Collected data:
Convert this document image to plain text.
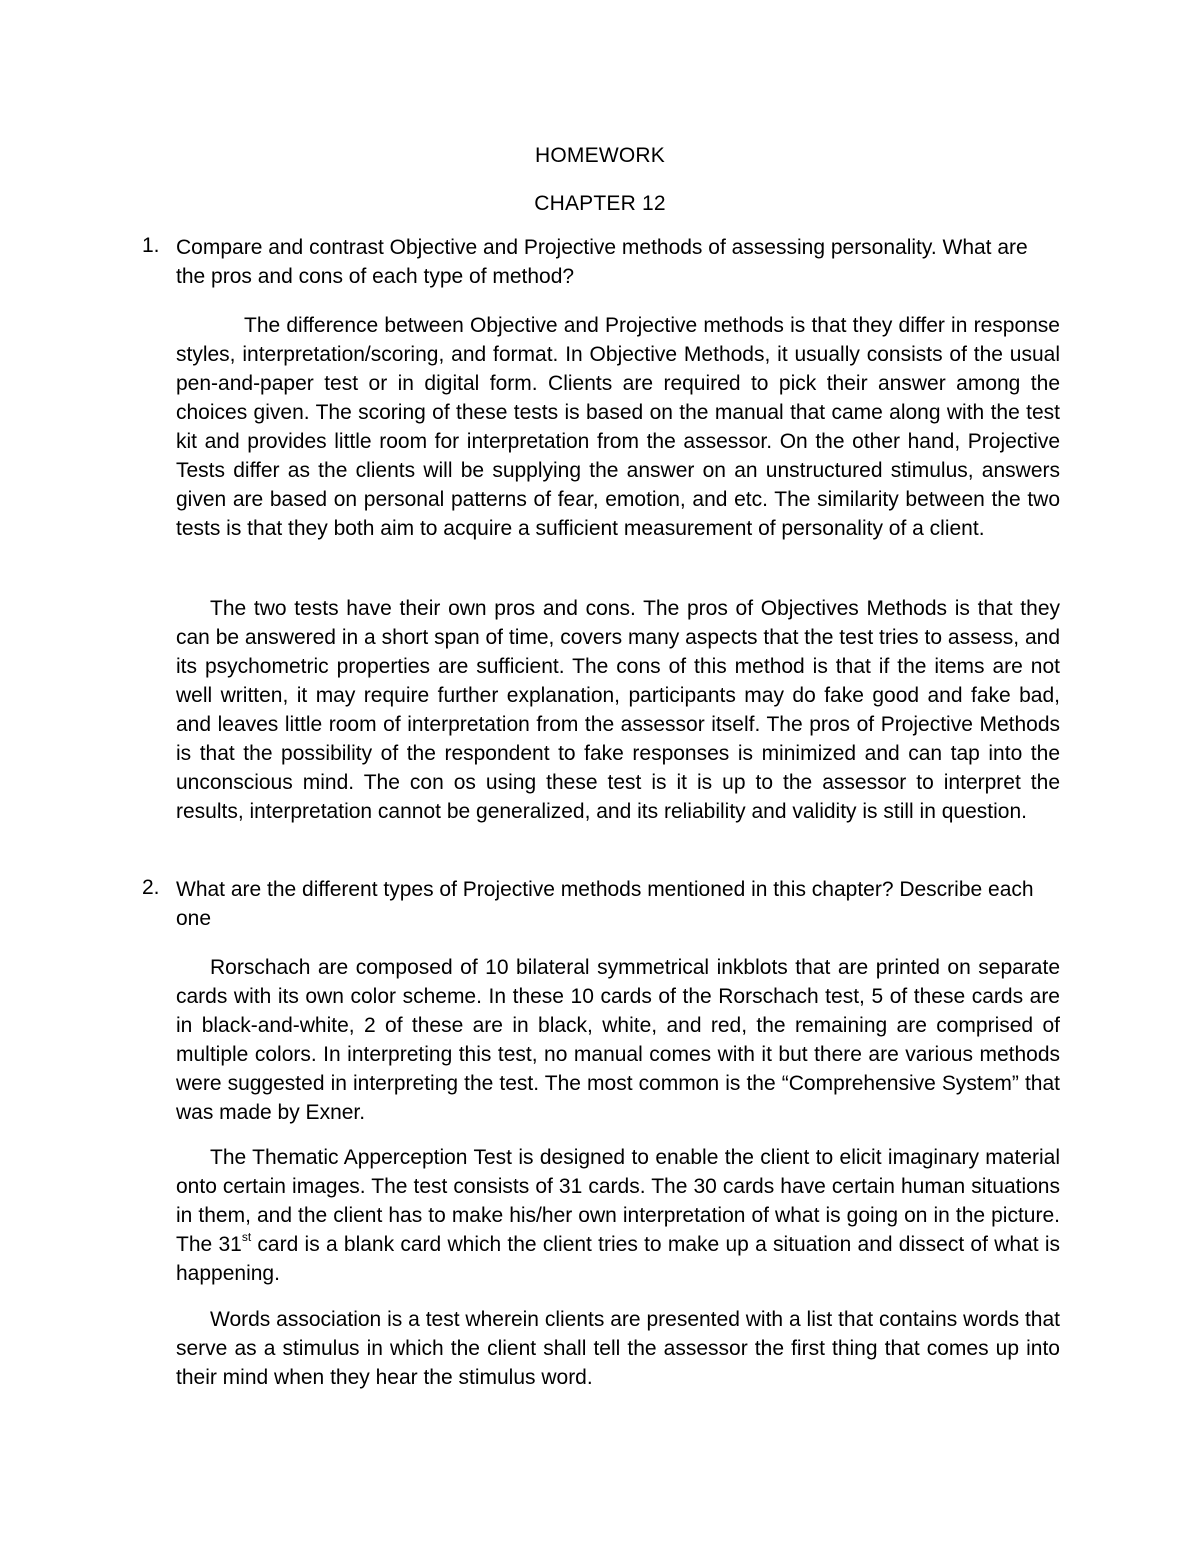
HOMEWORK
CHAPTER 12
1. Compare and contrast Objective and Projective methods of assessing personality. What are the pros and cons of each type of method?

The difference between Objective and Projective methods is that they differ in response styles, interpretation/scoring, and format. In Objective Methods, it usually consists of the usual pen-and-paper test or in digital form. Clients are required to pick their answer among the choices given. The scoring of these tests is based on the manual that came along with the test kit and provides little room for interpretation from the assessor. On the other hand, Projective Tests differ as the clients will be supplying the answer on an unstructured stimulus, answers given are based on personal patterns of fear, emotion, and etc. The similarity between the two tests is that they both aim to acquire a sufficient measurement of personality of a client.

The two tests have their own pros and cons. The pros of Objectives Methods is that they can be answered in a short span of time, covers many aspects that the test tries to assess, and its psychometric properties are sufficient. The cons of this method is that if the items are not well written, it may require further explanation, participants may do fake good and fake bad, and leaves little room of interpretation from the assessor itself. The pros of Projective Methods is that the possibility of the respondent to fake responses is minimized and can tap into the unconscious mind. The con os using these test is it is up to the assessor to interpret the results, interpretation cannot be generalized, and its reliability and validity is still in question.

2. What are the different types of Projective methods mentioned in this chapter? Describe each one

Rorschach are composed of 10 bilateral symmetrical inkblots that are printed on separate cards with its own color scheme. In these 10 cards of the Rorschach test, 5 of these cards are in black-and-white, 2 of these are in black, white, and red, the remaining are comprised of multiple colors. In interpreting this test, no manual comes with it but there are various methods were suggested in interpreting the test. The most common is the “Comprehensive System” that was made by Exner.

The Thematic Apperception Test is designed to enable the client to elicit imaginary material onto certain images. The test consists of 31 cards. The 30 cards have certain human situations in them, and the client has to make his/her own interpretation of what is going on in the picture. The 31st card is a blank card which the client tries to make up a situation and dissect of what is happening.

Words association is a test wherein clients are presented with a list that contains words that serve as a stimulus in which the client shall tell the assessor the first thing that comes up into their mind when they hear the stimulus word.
==
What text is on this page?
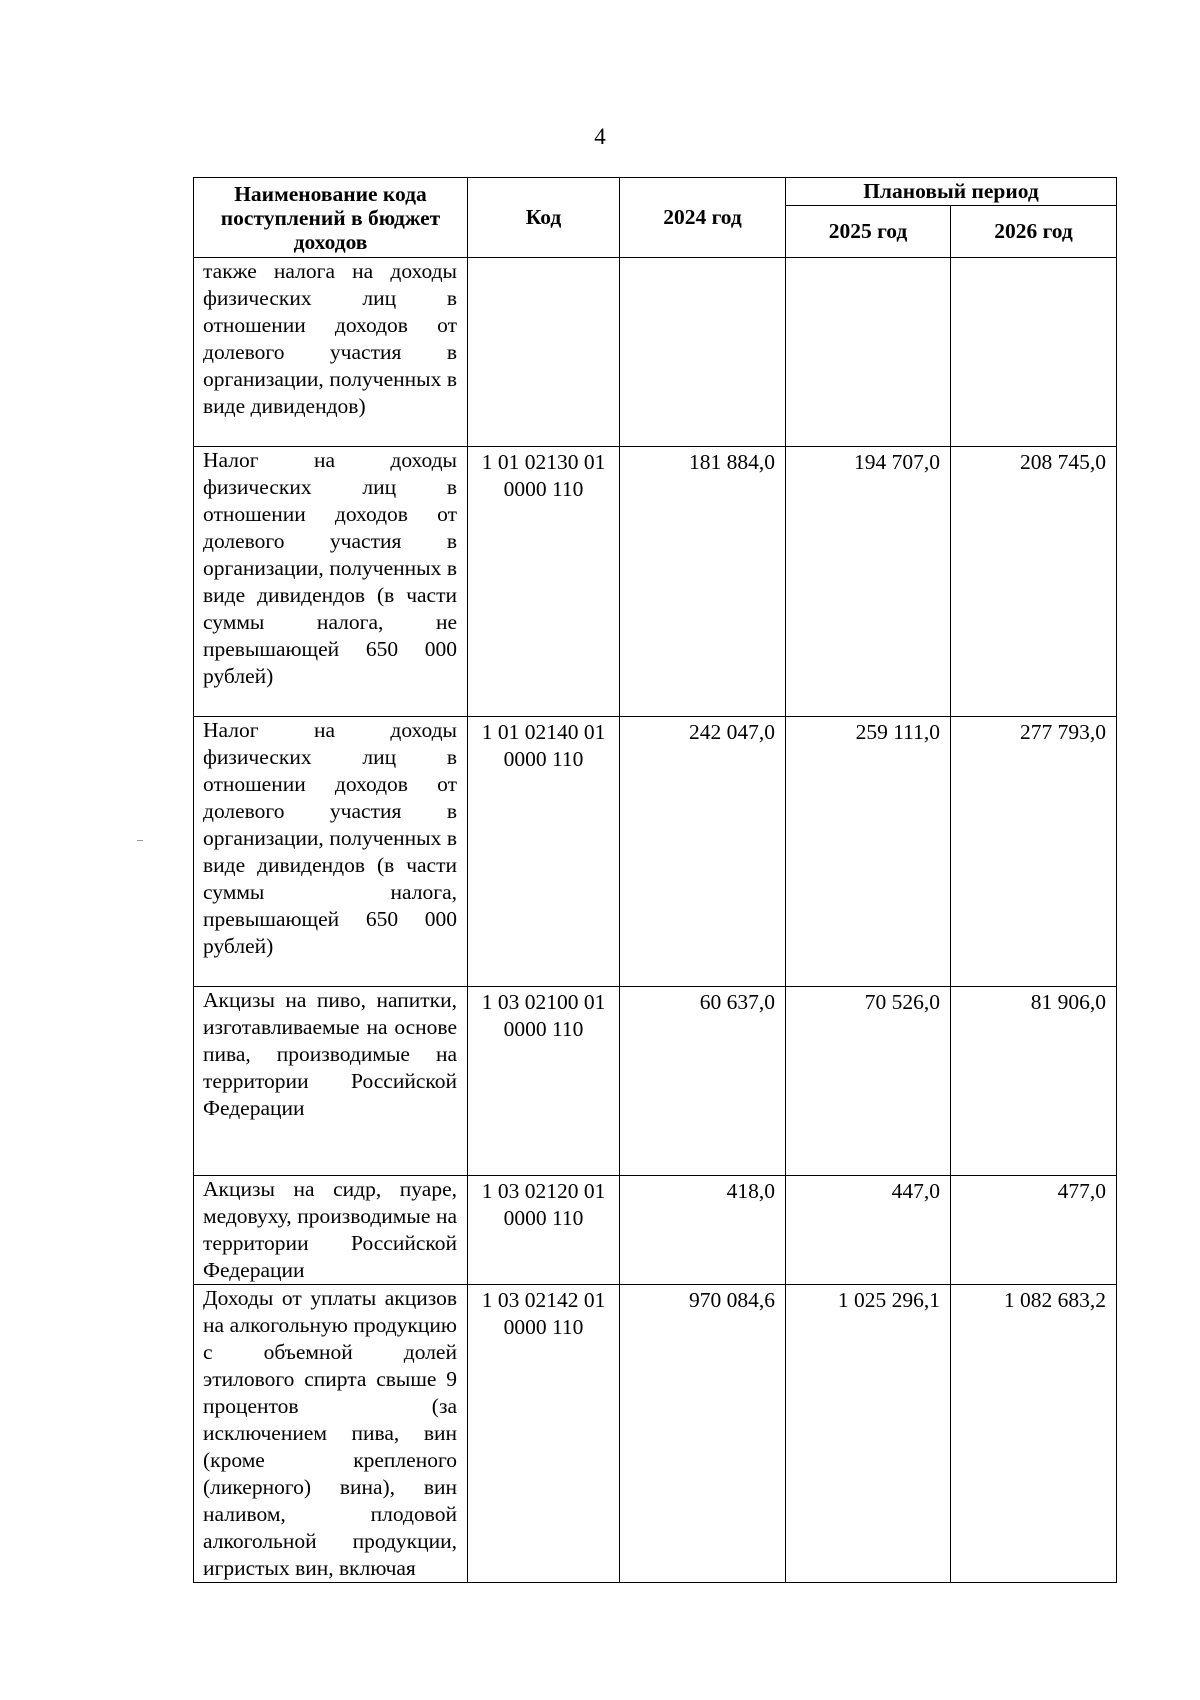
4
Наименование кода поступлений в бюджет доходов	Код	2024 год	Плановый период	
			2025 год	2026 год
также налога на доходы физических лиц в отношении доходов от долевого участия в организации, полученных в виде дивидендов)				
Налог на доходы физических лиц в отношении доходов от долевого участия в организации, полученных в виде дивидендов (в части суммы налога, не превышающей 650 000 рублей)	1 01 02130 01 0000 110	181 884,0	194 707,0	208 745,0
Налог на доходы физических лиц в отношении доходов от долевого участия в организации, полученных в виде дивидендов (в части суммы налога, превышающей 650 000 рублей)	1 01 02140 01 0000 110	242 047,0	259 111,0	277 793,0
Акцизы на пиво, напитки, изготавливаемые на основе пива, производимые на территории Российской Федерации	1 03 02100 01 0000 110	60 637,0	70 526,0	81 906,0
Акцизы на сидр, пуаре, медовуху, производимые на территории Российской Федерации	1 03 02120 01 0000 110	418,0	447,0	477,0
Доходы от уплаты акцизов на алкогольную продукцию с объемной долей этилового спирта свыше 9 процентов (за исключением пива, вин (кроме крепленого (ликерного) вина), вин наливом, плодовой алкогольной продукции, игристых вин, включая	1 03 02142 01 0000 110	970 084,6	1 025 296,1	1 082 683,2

* SHORT PROBLEM: Find the string "пива" in the records, then copy each line where it occurs.

* FINISHED ANSWER:
Акцизы на пиво, напитки, изготавливаемые на основе пива, производимые на территории Российской Федерации	1 03 02100 01 0000 110	60 637,0	70 526,0	81 906,0
Доходы от уплаты акцизов на алкогольную продукцию с объемной долей этилового спирта свыше 9 процентов (за исключением пива, вин (кроме крепленого (ликерного) вина), вин наливом, плодовой алкогольной продукции, игристых вин, включая	1 03 02142 01 0000 110	970 084,6	1 025 296,1	1 082 683,2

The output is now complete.